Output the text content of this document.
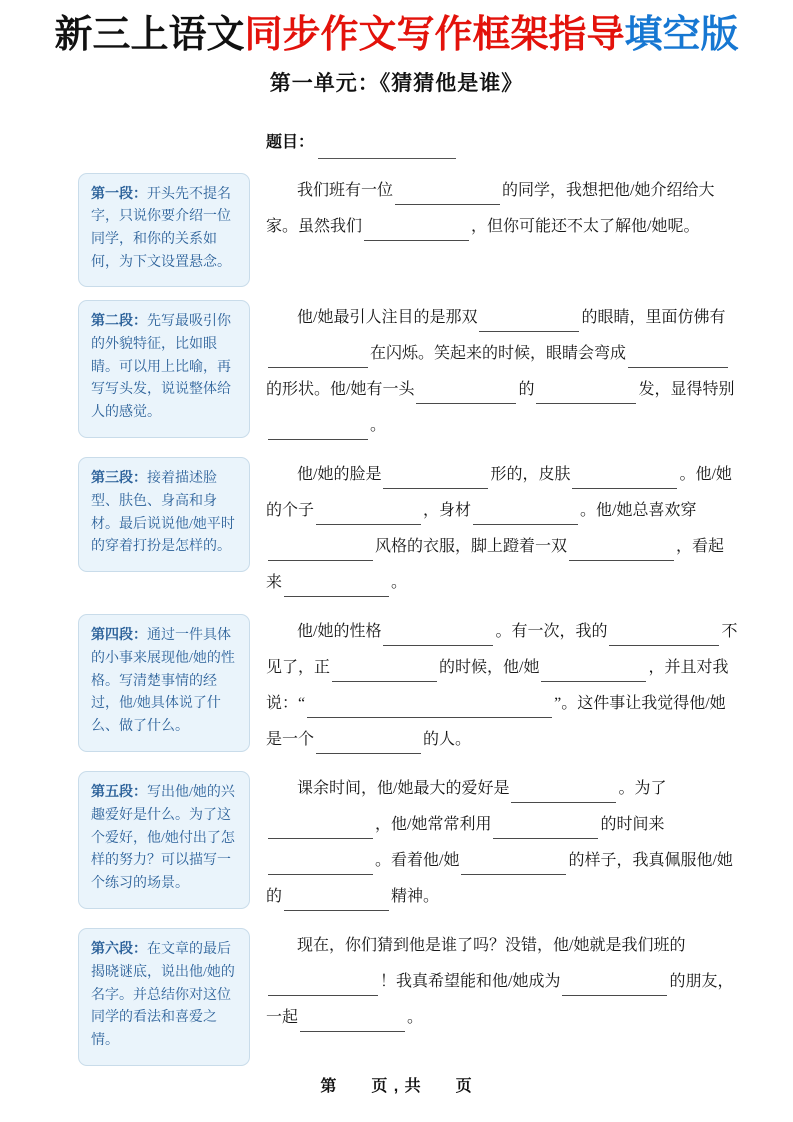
新三上语文同步作文写作框架指导填空版
第一单元：《猜猜他是谁》
题目：
第一段：开头先不提名字，只说你要介绍一位同学，和你的关系如何，为下文设置悬念。
我们班有一位	的同学，我想把他/她介绍给大家。虽然我们	，但你可能还不太了解他/她呢。
第二段：先写最吸引你的外貌特征，比如眼睛。可以用上比喻，再写写头发，说说整体给人的感觉。
他/她最引人注目的是那双	的眼睛，里面仿佛有在闪烁。笑起来的时候，眼睛会弯成的形状。他/她有一头	的	发，显得特别。
第三段：接着描述脸型、肤色、身高和身材。最后说说他/她平时的穿着打扮是怎样的。
他/她的脸是	形的，皮肤	。他/她的个子	，身材	。他/她总喜欢穿风格的衣服，脚上蹬着一双	，看起来	。
第四段：通过一件具体的小事来展现他/她的性格。写清楚事情的经过，他/她具体说了什么、做了什么。
他/她的性格	。有一次，我的	不见了，正	的时候，他/她	，并且对我说：“	”。这件事让我觉得他/她是一个	的人。
第五段：写出他/她的兴趣爱好是什么。为了这个爱好，他/她付出了怎样的努力？可以描写一个练习的场景。
课余时间，他/她最大的爱好是	。为了，他/她常常利用	的时间来。看着他/她	的样子，我真佩服他/她的	精神。
第六段：在文章的最后揭晓谜底，说出他/她的名字。并总结你对这位同学的看法和喜爱之情。
现在，你们猜到他是谁了吗？没错，他/她就是我们班的！我真希望能和他/她成为	的朋友，一起	。
第　　页 , 共　　页
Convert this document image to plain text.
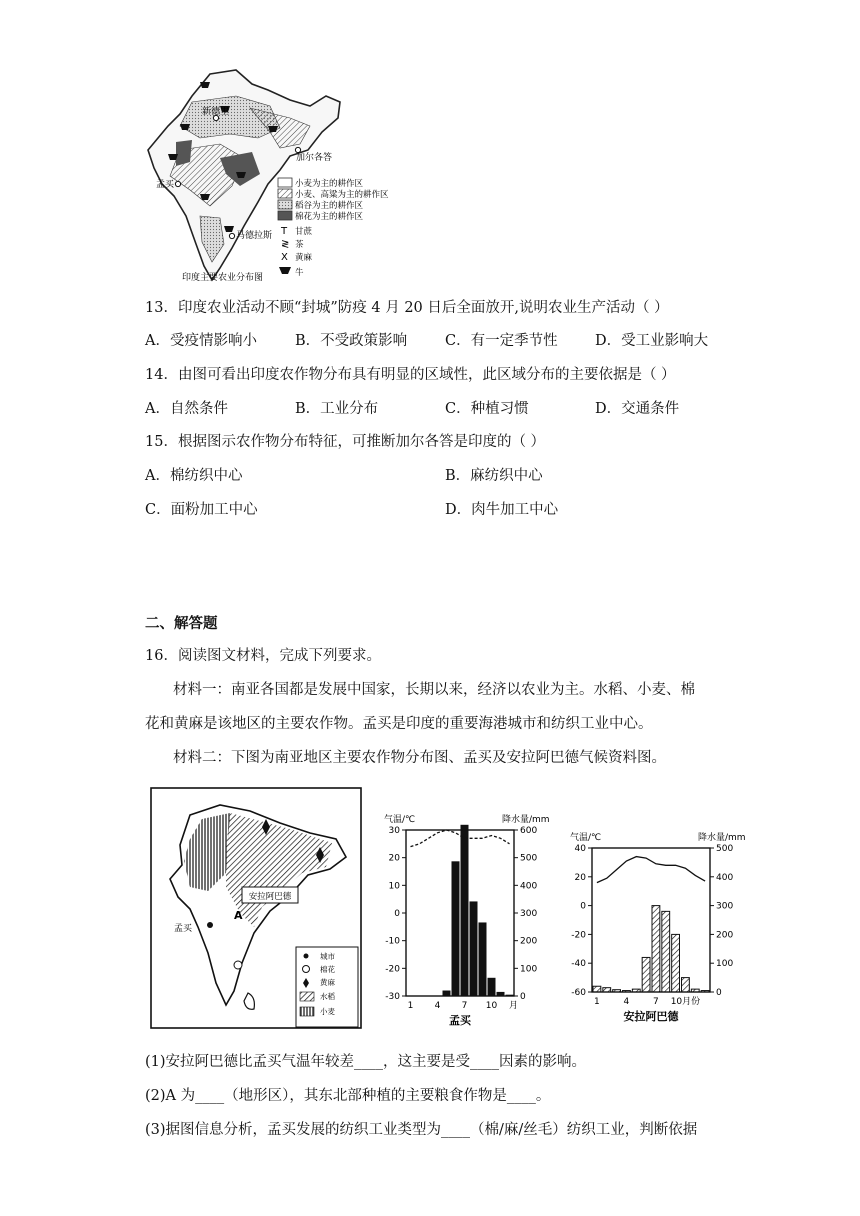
新德里
加尔各答
孟买
马德拉斯
小麦为主的耕作区
小麦、高粱为主的耕作区
稻谷为主的耕作区
棉花为主的耕作区
T 甘蔗
≷ 茶
X 黄麻
牛
印度主要农业分布图
13．印度农业活动不顾“封城”防疫 4 月 20 日后全面放开,说明农业生产活动（ ）
A．受疫情影响小	B．不受政策影响	C．有一定季节性	D．受工业影响大
14．由图可看出印度农作物分布具有明显的区域性，此区域分布的主要依据是（ ）
A．自然条件	B．工业分布	C．种植习惯	D．交通条件
15．根据图示农作物分布特征，可推断加尔各答是印度的（ ）
A．棉纺织中心	B．麻纺织中心
C．面粉加工中心	D．肉牛加工中心
二、解答题
16．阅读图文材料，完成下列要求。
材料一：南亚各国都是发展中国家，长期以来，经济以农业为主。水稻、小麦、棉
花和黄麻是该地区的主要农作物。孟买是印度的重要海港城市和纺织工业中心。
材料二：下图为南亚地区主要农作物分布图、孟买及安拉阿巴德气候资料图。
安拉阿巴德
A
孟买
城市
棉花
黄麻
水稻
小麦
气温/℃	降水量/mm
30
20
10
0
-10
-20
-30
600
500
400
300
200
100
0
1 4 7 10 月
孟买
气温/℃	降水量/mm
40
20
0
-20
-40
-60
500
400
300
200
100
0
1	4	7 10月份
安拉阿巴德
(1)安拉阿巴德比孟买气温年较差____，这主要是受____因素的影响。
(2)A 为____（地形区），其东北部种植的主要粮食作物是____。
(3)据图信息分析，孟买发展的纺织工业类型为____（棉/麻/丝毛）纺织工业，判断依据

■ ■ ■ ■ ■

_Exercise instructions_
Copy, from the material above, each line in which the string "text" occurs.

_Exercise response_
Output the text content of this document.
Convert this document image to plain text.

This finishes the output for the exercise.